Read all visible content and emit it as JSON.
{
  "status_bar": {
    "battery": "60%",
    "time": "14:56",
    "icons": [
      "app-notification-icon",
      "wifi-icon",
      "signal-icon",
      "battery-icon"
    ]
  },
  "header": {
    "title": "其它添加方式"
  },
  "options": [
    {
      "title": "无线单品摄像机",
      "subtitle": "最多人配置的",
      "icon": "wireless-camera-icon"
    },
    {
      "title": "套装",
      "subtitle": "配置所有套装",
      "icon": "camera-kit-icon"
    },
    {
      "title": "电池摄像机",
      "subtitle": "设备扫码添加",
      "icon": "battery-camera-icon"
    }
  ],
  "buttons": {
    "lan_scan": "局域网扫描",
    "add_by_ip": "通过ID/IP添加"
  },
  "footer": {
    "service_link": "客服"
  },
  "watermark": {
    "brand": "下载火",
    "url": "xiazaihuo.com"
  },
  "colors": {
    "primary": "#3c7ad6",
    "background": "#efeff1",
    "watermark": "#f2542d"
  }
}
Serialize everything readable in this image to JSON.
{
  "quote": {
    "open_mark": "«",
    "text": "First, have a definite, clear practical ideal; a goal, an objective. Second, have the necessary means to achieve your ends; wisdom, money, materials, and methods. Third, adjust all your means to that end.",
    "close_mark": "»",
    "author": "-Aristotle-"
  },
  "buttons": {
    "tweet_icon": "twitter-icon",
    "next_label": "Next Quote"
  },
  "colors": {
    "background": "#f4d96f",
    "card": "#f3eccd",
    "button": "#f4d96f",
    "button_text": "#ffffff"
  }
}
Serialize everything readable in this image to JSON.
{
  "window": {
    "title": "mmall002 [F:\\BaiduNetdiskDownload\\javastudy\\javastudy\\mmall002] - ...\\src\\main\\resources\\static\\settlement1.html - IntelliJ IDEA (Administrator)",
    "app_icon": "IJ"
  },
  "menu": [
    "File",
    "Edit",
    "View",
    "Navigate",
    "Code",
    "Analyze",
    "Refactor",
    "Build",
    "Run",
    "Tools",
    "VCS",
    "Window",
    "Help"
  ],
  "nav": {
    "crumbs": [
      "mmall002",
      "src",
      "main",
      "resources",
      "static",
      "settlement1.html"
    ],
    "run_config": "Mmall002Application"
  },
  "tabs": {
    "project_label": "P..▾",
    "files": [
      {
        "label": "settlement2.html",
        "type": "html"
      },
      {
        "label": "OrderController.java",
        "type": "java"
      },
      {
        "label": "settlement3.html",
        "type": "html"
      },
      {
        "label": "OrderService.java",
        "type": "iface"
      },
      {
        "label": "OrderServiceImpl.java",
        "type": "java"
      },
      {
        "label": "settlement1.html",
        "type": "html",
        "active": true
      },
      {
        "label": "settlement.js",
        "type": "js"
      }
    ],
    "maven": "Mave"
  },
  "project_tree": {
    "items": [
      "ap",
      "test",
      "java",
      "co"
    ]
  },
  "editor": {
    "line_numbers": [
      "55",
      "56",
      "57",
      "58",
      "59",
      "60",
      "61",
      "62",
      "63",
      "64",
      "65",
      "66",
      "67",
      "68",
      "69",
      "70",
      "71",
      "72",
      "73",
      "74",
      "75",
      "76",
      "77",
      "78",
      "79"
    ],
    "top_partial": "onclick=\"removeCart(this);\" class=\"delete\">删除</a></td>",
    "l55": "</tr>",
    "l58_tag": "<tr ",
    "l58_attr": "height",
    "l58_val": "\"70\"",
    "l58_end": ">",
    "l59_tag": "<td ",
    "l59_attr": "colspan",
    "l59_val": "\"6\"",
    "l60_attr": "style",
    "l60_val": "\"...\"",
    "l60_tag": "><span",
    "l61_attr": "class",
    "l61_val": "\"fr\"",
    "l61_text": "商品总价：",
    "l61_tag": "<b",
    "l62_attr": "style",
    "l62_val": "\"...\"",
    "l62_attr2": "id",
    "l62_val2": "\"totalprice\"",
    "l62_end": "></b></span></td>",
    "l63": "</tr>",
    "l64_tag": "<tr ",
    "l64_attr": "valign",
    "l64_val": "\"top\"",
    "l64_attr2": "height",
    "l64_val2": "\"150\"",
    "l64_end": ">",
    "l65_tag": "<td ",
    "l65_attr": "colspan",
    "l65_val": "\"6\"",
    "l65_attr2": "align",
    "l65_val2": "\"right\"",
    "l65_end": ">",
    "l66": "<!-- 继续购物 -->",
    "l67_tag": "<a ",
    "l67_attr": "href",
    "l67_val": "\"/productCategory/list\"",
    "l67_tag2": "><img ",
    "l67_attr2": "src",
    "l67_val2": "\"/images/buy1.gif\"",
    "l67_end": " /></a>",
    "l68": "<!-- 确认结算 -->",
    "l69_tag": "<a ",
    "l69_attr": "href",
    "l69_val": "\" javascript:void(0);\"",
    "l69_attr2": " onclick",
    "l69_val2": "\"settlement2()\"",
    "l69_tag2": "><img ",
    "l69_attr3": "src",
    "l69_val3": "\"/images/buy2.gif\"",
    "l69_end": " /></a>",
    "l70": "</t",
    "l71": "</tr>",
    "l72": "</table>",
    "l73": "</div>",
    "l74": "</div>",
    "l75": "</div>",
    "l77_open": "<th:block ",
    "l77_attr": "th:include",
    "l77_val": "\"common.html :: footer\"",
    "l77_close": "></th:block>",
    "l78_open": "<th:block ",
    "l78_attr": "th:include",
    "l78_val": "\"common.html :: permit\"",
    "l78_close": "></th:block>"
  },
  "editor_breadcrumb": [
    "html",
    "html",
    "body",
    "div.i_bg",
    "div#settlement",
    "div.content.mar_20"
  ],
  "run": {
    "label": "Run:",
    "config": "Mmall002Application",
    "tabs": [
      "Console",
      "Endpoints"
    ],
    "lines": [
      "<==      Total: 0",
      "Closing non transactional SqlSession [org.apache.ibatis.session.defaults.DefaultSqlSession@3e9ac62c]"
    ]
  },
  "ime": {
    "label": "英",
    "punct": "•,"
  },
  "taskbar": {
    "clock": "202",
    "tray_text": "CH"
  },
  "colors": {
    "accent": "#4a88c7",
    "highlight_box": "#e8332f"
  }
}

■ ■ ■

### Your goal
Extract all lines as given.

### Written reply
Read all visible content and emit it as JSON.
{
  "status_bar": {
    "battery": "60%",
    "time": "14:56",
    "icons": [
      "app-notification-icon",
      "wifi-icon",
      "signal-icon",
      "battery-icon"
    ]
  },
  "header": {
    "title": "其它添加方式"
  },
  "options": [
    {
      "title": "无线单品摄像机",
      "subtitle": "最多人配置的",
      "icon": "wireless-camera-icon"
    },
    {
      "title": "套装",
      "subtitle": "配置所有套装",
      "icon": "camera-kit-icon"
    },
    {
      "title": "电池摄像机",
      "subtitle": "设备扫码添加",
      "icon": "battery-camera-icon"
    }
  ],
  "buttons": {
    "lan_scan": "局域网扫描",
    "add_by_ip": "通过ID/IP添加"
  },
  "footer": {
    "service_link": "客服"
  },
  "watermark": {
    "brand": "下载火",
    "url": "xiazaihuo.com"
  },
  "colors": {
    "primary": "#3c7ad6",
    "background": "#efeff1",
    "watermark": "#f2542d"
  }
}
Serialize everything readable in this image to JSON.
{
  "quote": {
    "open_mark": "«",
    "text": "First, have a definite, clear practical ideal; a goal, an objective. Second, have the necessary means to achieve your ends; wisdom, money, materials, and methods. Third, adjust all your means to that end.",
    "close_mark": "»",
    "author": "-Aristotle-"
  },
  "buttons": {
    "tweet_icon": "twitter-icon",
    "next_label": "Next Quote"
  },
  "colors": {
    "background": "#f4d96f",
    "card": "#f3eccd",
    "button": "#f4d96f",
    "button_text": "#ffffff"
  }
}
Serialize everything readable in this image to JSON.
{
  "window": {
    "title": "mmall002 [F:\\BaiduNetdiskDownload\\javastudy\\javastudy\\mmall002] - ...\\src\\main\\resources\\static\\settlement1.html - IntelliJ IDEA (Administrator)",
    "app_icon": "IJ"
  },
  "menu": [
    "File",
    "Edit",
    "View",
    "Navigate",
    "Code",
    "Analyze",
    "Refactor",
    "Build",
    "Run",
    "Tools",
    "VCS",
    "Window",
    "Help"
  ],
  "nav": {
    "crumbs": [
      "mmall002",
      "src",
      "main",
      "resources",
      "static",
      "settlement1.html"
    ],
    "run_config": "Mmall002Application"
  },
  "tabs": {
    "project_label": "P..▾",
    "files": [
      {
        "label": "settlement2.html",
        "type": "html"
      },
      {
        "label": "OrderController.java",
        "type": "java"
      },
      {
        "label": "settlement3.html",
        "type": "html"
      },
      {
        "label": "OrderService.java",
        "type": "iface"
      },
      {
        "label": "OrderServiceImpl.java",
        "type": "java"
      },
      {
        "label": "settlement1.html",
        "type": "html",
        "active": true
      },
      {
        "label": "settlement.js",
        "type": "js"
      }
    ],
    "maven": "Mave"
  },
  "project_tree": {
    "items": [
      "ap",
      "test",
      "java",
      "co"
    ]
  },
  "editor": {
    "line_numbers": [
      "55",
      "56",
      "57",
      "58",
      "59",
      "60",
      "61",
      "62",
      "63",
      "64",
      "65",
      "66",
      "67",
      "68",
      "69",
      "70",
      "71",
      "72",
      "73",
      "74",
      "75",
      "76",
      "77",
      "78",
      "79"
    ],
    "top_partial": "onclick=\"removeCart(this);\" class=\"delete\">删除</a></td>",
    "l55": "</tr>",
    "l58_tag": "<tr ",
    "l58_attr": "height",
    "l58_val": "\"70\"",
    "l58_end": ">",
    "l59_tag": "<td ",
    "l59_attr": "colspan",
    "l59_val": "\"6\"",
    "l60_attr": "style",
    "l60_val": "\"...\"",
    "l60_tag": "><span",
    "l61_attr": "class",
    "l61_val": "\"fr\"",
    "l61_text": "商品总价：",
    "l61_tag": "<b",
    "l62_attr": "style",
    "l62_val": "\"...\"",
    "l62_attr2": "id",
    "l62_val2": "\"totalprice\"",
    "l62_end": "></b></span></td>",
    "l63": "</tr>",
    "l64_tag": "<tr ",
    "l64_attr": "valign",
    "l64_val": "\"top\"",
    "l64_attr2": "height",
    "l64_val2": "\"150\"",
    "l64_end": ">",
    "l65_tag": "<td ",
    "l65_attr": "colspan",
    "l65_val": "\"6\"",
    "l65_attr2": "align",
    "l65_val2": "\"right\"",
    "l65_end": ">",
    "l66": "<!-- 继续购物 -->",
    "l67_tag": "<a ",
    "l67_attr": "href",
    "l67_val": "\"/productCategory/list\"",
    "l67_tag2": "><img ",
    "l67_attr2": "src",
    "l67_val2": "\"/images/buy1.gif\"",
    "l67_end": " /></a>",
    "l68": "<!-- 确认结算 -->",
    "l69_tag": "<a ",
    "l69_attr": "href",
    "l69_val": "\" javascript:void(0);\"",
    "l69_attr2": " onclick",
    "l69_val2": "\"settlement2()\"",
    "l69_tag2": "><img ",
    "l69_attr3": "src",
    "l69_val3": "\"/images/buy2.gif\"",
    "l69_end": " /></a>",
    "l70": "</t",
    "l71": "</tr>",
    "l72": "</table>",
    "l73": "</div>",
    "l74": "</div>",
    "l75": "</div>",
    "l77_open": "<th:block ",
    "l77_attr": "th:include",
    "l77_val": "\"common.html :: footer\"",
    "l77_close": "></th:block>",
    "l78_open": "<th:block ",
    "l78_attr": "th:include",
    "l78_val": "\"common.html :: permit\"",
    "l78_close": "></th:block>"
  },
  "editor_breadcrumb": [
    "html",
    "html",
    "body",
    "div.i_bg",
    "div#settlement",
    "div.content.mar_20"
  ],
  "run": {
    "label": "Run:",
    "config": "Mmall002Application",
    "tabs": [
      "Console",
      "Endpoints"
    ],
    "lines": [
      "<==      Total: 0",
      "Closing non transactional SqlSession [org.apache.ibatis.session.defaults.DefaultSqlSession@3e9ac62c]"
    ]
  },
  "ime": {
    "label": "英",
    "punct": "•,"
  },
  "taskbar": {
    "clock": "202",
    "tray_text": "CH"
  },
  "colors": {
    "accent": "#4a88c7",
    "highlight_box": "#e8332f"
  }
}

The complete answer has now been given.